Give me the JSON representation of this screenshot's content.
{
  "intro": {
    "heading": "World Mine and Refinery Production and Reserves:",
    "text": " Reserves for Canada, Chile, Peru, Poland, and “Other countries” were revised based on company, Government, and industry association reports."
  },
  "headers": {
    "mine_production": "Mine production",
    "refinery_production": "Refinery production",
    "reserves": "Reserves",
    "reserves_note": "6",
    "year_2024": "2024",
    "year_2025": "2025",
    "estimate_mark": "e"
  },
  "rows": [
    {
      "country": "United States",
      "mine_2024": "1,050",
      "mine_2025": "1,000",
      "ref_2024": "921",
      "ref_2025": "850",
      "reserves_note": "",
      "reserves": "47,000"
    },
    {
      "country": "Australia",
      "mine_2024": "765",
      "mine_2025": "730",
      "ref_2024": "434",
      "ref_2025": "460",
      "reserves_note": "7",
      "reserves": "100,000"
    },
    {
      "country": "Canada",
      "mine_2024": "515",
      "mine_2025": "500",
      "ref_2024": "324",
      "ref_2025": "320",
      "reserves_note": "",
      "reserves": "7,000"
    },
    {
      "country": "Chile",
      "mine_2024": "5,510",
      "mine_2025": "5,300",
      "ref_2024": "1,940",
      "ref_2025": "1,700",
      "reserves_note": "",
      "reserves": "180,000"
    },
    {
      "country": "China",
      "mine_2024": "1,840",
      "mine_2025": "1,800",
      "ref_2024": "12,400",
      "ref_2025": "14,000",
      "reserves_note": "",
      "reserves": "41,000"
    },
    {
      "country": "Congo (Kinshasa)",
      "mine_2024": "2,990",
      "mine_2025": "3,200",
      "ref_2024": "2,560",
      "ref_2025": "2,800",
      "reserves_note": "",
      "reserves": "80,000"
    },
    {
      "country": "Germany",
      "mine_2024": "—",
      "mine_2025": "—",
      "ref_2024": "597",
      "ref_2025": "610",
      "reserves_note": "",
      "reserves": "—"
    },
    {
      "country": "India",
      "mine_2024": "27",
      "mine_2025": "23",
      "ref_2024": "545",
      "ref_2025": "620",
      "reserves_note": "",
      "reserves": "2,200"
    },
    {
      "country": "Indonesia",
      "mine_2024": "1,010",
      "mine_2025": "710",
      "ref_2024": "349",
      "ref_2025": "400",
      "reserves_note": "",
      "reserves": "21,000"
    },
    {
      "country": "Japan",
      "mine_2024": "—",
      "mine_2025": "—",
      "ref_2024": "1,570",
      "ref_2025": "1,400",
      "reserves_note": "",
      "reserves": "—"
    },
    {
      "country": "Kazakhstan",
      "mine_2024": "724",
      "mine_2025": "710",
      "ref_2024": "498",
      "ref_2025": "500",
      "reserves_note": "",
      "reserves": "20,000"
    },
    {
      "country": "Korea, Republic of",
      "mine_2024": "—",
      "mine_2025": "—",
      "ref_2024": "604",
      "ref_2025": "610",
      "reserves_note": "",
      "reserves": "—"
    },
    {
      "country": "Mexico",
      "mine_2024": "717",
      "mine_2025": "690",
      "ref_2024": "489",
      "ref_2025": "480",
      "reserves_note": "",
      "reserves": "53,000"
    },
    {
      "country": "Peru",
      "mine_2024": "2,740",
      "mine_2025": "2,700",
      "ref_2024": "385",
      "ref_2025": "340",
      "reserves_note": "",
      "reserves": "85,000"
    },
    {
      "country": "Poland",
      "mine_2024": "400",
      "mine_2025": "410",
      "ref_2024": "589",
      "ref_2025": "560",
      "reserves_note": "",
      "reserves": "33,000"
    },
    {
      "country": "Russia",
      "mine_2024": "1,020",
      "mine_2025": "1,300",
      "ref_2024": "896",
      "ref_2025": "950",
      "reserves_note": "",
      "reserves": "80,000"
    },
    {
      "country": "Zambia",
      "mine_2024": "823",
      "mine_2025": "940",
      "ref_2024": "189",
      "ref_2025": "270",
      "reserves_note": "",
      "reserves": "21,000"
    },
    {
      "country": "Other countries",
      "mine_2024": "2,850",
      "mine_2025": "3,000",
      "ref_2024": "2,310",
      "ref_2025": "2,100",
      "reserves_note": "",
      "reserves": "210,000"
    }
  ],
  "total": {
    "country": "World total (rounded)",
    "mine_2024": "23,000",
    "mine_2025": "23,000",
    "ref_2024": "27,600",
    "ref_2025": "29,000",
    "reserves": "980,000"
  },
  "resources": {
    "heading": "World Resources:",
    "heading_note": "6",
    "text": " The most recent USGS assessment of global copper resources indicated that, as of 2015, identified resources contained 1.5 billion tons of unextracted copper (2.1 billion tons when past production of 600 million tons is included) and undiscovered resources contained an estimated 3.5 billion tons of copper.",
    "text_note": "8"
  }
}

_____

EXERCISE GOAL –
Transcribe every line of the data, exactly as it stands.

WRITTEN REPLY –
Give me the JSON representation of this screenshot's content.
{
  "intro": {
    "heading": "World Mine and Refinery Production and Reserves:",
    "text": " Reserves for Canada, Chile, Peru, Poland, and “Other countries” were revised based on company, Government, and industry association reports."
  },
  "headers": {
    "mine_production": "Mine production",
    "refinery_production": "Refinery production",
    "reserves": "Reserves",
    "reserves_note": "6",
    "year_2024": "2024",
    "year_2025": "2025",
    "estimate_mark": "e"
  },
  "rows": [
    {
      "country": "United States",
      "mine_2024": "1,050",
      "mine_2025": "1,000",
      "ref_2024": "921",
      "ref_2025": "850",
      "reserves_note": "",
      "reserves": "47,000"
    },
    {
      "country": "Australia",
      "mine_2024": "765",
      "mine_2025": "730",
      "ref_2024": "434",
      "ref_2025": "460",
      "reserves_note": "7",
      "reserves": "100,000"
    },
    {
      "country": "Canada",
      "mine_2024": "515",
      "mine_2025": "500",
      "ref_2024": "324",
      "ref_2025": "320",
      "reserves_note": "",
      "reserves": "7,000"
    },
    {
      "country": "Chile",
      "mine_2024": "5,510",
      "mine_2025": "5,300",
      "ref_2024": "1,940",
      "ref_2025": "1,700",
      "reserves_note": "",
      "reserves": "180,000"
    },
    {
      "country": "China",
      "mine_2024": "1,840",
      "mine_2025": "1,800",
      "ref_2024": "12,400",
      "ref_2025": "14,000",
      "reserves_note": "",
      "reserves": "41,000"
    },
    {
      "country": "Congo (Kinshasa)",
      "mine_2024": "2,990",
      "mine_2025": "3,200",
      "ref_2024": "2,560",
      "ref_2025": "2,800",
      "reserves_note": "",
      "reserves": "80,000"
    },
    {
      "country": "Germany",
      "mine_2024": "—",
      "mine_2025": "—",
      "ref_2024": "597",
      "ref_2025": "610",
      "reserves_note": "",
      "reserves": "—"
    },
    {
      "country": "India",
      "mine_2024": "27",
      "mine_2025": "23",
      "ref_2024": "545",
      "ref_2025": "620",
      "reserves_note": "",
      "reserves": "2,200"
    },
    {
      "country": "Indonesia",
      "mine_2024": "1,010",
      "mine_2025": "710",
      "ref_2024": "349",
      "ref_2025": "400",
      "reserves_note": "",
      "reserves": "21,000"
    },
    {
      "country": "Japan",
      "mine_2024": "—",
      "mine_2025": "—",
      "ref_2024": "1,570",
      "ref_2025": "1,400",
      "reserves_note": "",
      "reserves": "—"
    },
    {
      "country": "Kazakhstan",
      "mine_2024": "724",
      "mine_2025": "710",
      "ref_2024": "498",
      "ref_2025": "500",
      "reserves_note": "",
      "reserves": "20,000"
    },
    {
      "country": "Korea, Republic of",
      "mine_2024": "—",
      "mine_2025": "—",
      "ref_2024": "604",
      "ref_2025": "610",
      "reserves_note": "",
      "reserves": "—"
    },
    {
      "country": "Mexico",
      "mine_2024": "717",
      "mine_2025": "690",
      "ref_2024": "489",
      "ref_2025": "480",
      "reserves_note": "",
      "reserves": "53,000"
    },
    {
      "country": "Peru",
      "mine_2024": "2,740",
      "mine_2025": "2,700",
      "ref_2024": "385",
      "ref_2025": "340",
      "reserves_note": "",
      "reserves": "85,000"
    },
    {
      "country": "Poland",
      "mine_2024": "400",
      "mine_2025": "410",
      "ref_2024": "589",
      "ref_2025": "560",
      "reserves_note": "",
      "reserves": "33,000"
    },
    {
      "country": "Russia",
      "mine_2024": "1,020",
      "mine_2025": "1,300",
      "ref_2024": "896",
      "ref_2025": "950",
      "reserves_note": "",
      "reserves": "80,000"
    },
    {
      "country": "Zambia",
      "mine_2024": "823",
      "mine_2025": "940",
      "ref_2024": "189",
      "ref_2025": "270",
      "reserves_note": "",
      "reserves": "21,000"
    },
    {
      "country": "Other countries",
      "mine_2024": "2,850",
      "mine_2025": "3,000",
      "ref_2024": "2,310",
      "ref_2025": "2,100",
      "reserves_note": "",
      "reserves": "210,000"
    }
  ],
  "total": {
    "country": "World total (rounded)",
    "mine_2024": "23,000",
    "mine_2025": "23,000",
    "ref_2024": "27,600",
    "ref_2025": "29,000",
    "reserves": "980,000"
  },
  "resources": {
    "heading": "World Resources:",
    "heading_note": "6",
    "text": " The most recent USGS assessment of global copper resources indicated that, as of 2015, identified resources contained 1.5 billion tons of unextracted copper (2.1 billion tons when past production of 600 million tons is included) and undiscovered resources contained an estimated 3.5 billion tons of copper.",
    "text_note": "8"
  }
}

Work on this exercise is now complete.